- Exercise task
Find the number of lines below in which the word "name" appears, and write that number only.

»»

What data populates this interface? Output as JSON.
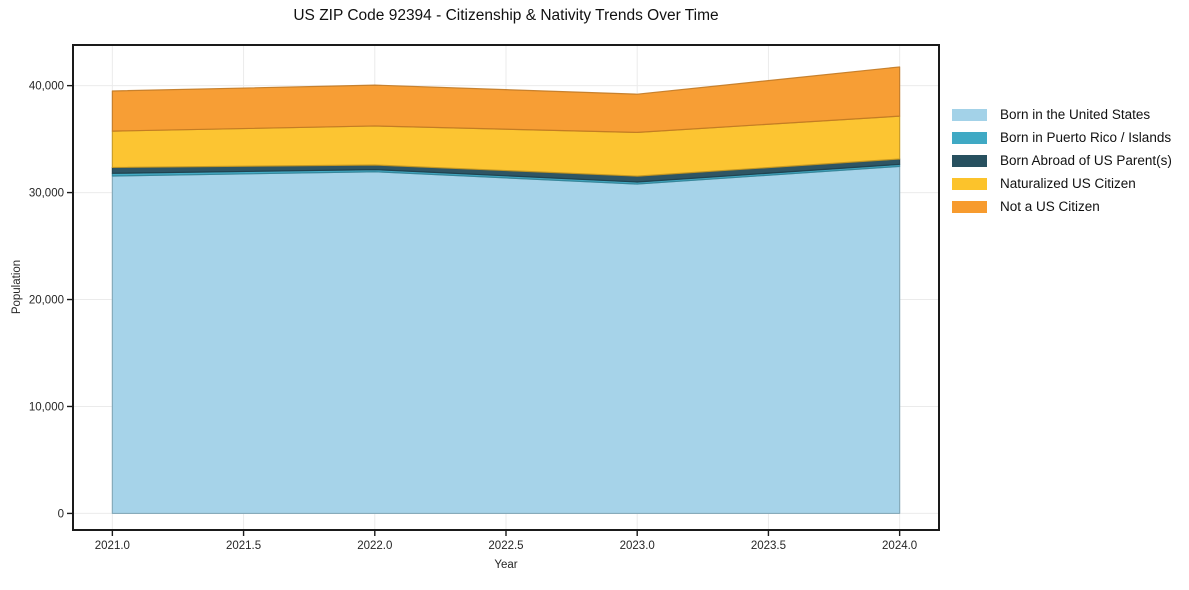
{
  "figure": {
    "background": "#ffffff"
  },
  "chart_data": {
    "type": "area",
    "stacked": true,
    "title": "US ZIP Code 92394 - Citizenship & Nativity Trends Over Time",
    "xlabel": "Year",
    "ylabel": "Population",
    "x": [
      2021,
      2022,
      2023,
      2024
    ],
    "series": [
      {
        "name": "Born in the United States",
        "color": "#A3D2E8",
        "values": [
          31550,
          31950,
          30800,
          32450
        ]
      },
      {
        "name": "Born in Puerto Rico / Islands",
        "color": "#3FA9C4",
        "values": [
          250,
          200,
          190,
          190
        ]
      },
      {
        "name": "Born Abroad of US Parent(s)",
        "color": "#27505F",
        "values": [
          550,
          430,
          550,
          500
        ]
      },
      {
        "name": "Naturalized US Citizen",
        "color": "#FCC32B",
        "values": [
          3400,
          3650,
          4090,
          4010
        ]
      },
      {
        "name": "Not a US Citizen",
        "color": "#F79B2E",
        "values": [
          3750,
          3820,
          3570,
          4600
        ]
      }
    ],
    "stacked_totals": [
      39500,
      40050,
      39200,
      41750
    ],
    "xticks": [
      2021.0,
      2021.5,
      2022.0,
      2022.5,
      2023.0,
      2023.5,
      2024.0
    ],
    "xtick_labels": [
      "2021.0",
      "2021.5",
      "2022.0",
      "2022.5",
      "2023.0",
      "2023.5",
      "2024.0"
    ],
    "yticks": [
      0,
      10000,
      20000,
      30000,
      40000
    ],
    "ytick_labels": [
      "0",
      "10,000",
      "20,000",
      "30,000",
      "40,000"
    ],
    "xlim": [
      2020.85,
      2024.15
    ],
    "ylim": [
      -1550,
      43800
    ],
    "grid": true,
    "legend_position": "right-outside",
    "colors": {
      "spine": "#1a1a1a",
      "grid": "#ebebeb",
      "tick_text": "#262626",
      "title_text": "#111111"
    }
  }
}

««

- Solution below
5